- Your task: Compile every line that includes the word "image".

- Given records:
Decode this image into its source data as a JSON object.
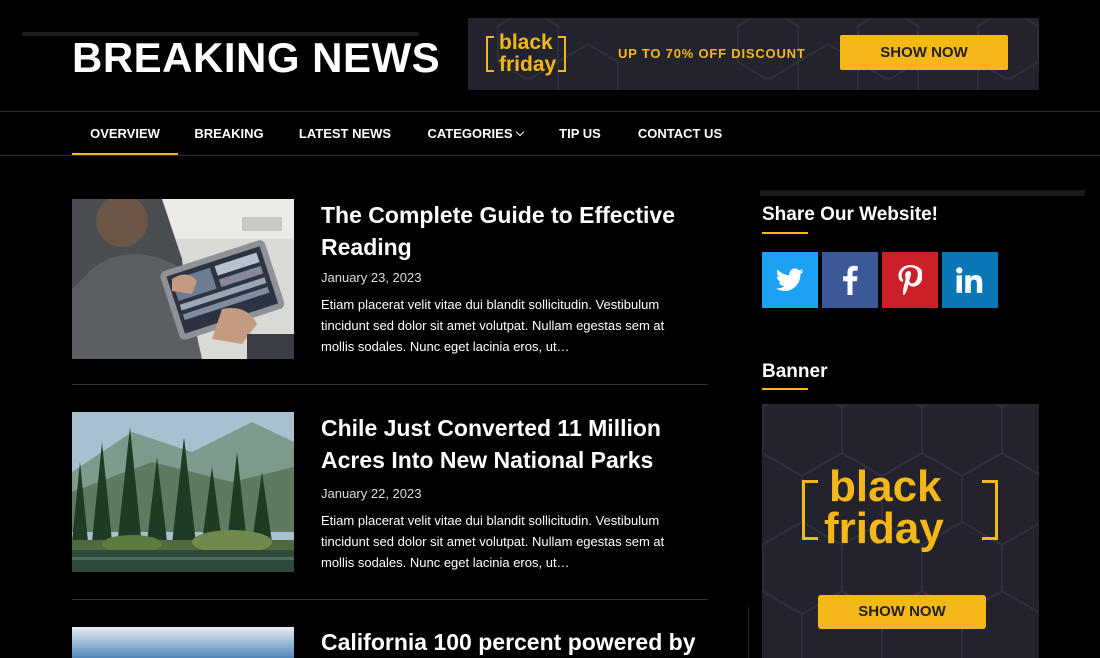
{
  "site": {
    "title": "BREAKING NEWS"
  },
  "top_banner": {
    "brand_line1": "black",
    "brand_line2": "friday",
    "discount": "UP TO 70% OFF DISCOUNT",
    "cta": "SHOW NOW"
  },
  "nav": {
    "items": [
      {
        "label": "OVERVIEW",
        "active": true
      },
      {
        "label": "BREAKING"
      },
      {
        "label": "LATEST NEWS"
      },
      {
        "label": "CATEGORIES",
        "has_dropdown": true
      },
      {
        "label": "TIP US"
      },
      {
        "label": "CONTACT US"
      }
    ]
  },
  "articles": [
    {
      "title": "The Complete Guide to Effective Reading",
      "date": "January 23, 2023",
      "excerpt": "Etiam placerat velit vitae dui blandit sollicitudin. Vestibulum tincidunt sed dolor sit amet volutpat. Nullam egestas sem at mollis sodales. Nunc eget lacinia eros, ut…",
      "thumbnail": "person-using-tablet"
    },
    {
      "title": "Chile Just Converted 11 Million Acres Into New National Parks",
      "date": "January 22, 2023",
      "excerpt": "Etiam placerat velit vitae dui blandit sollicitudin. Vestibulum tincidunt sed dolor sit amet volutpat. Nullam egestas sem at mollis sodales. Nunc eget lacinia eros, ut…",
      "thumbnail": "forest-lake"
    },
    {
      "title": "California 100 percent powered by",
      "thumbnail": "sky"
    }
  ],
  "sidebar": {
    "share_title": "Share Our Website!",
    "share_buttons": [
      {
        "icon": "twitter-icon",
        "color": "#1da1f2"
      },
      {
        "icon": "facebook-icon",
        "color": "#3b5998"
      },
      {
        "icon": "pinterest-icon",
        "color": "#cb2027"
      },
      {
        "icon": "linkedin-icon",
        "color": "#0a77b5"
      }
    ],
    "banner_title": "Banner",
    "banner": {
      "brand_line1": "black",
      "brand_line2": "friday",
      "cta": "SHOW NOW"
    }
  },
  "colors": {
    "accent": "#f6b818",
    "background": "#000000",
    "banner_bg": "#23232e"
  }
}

...

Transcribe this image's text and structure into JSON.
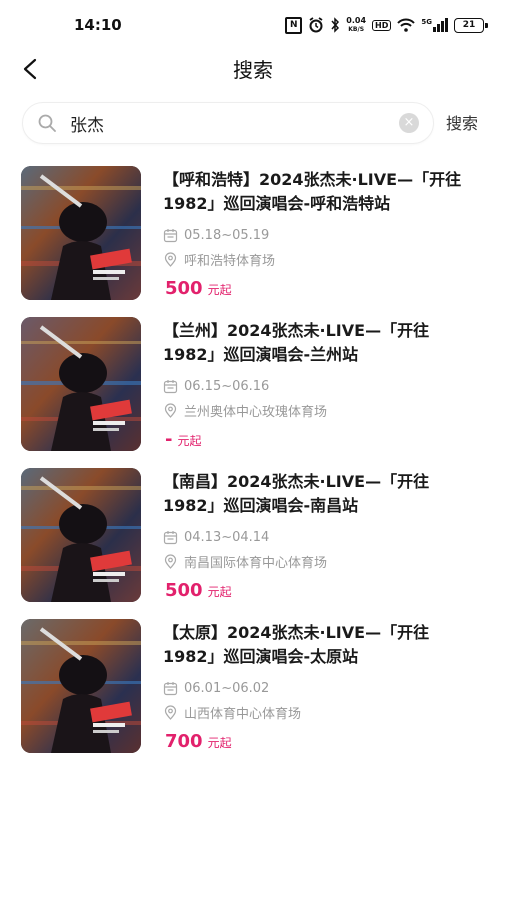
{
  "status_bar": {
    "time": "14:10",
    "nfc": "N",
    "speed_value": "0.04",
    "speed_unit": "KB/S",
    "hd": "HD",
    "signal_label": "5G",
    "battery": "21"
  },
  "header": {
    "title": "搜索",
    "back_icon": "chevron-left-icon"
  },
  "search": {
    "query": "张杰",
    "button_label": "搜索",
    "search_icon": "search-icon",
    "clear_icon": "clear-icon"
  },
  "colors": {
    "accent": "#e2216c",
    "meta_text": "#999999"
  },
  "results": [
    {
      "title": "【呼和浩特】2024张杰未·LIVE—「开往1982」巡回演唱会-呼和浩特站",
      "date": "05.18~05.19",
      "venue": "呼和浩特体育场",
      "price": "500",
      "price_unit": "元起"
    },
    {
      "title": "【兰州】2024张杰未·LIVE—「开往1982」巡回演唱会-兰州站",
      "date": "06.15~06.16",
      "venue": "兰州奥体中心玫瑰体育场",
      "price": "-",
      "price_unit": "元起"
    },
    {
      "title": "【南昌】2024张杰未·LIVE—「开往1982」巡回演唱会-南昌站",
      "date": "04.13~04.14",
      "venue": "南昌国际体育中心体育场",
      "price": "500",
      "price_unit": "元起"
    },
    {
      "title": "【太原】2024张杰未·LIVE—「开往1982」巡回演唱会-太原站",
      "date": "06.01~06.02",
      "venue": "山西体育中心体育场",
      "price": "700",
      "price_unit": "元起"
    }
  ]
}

- Reply:
Decode this image into its source data as a JSON object.
Transcribe this image's text and structure into JSON.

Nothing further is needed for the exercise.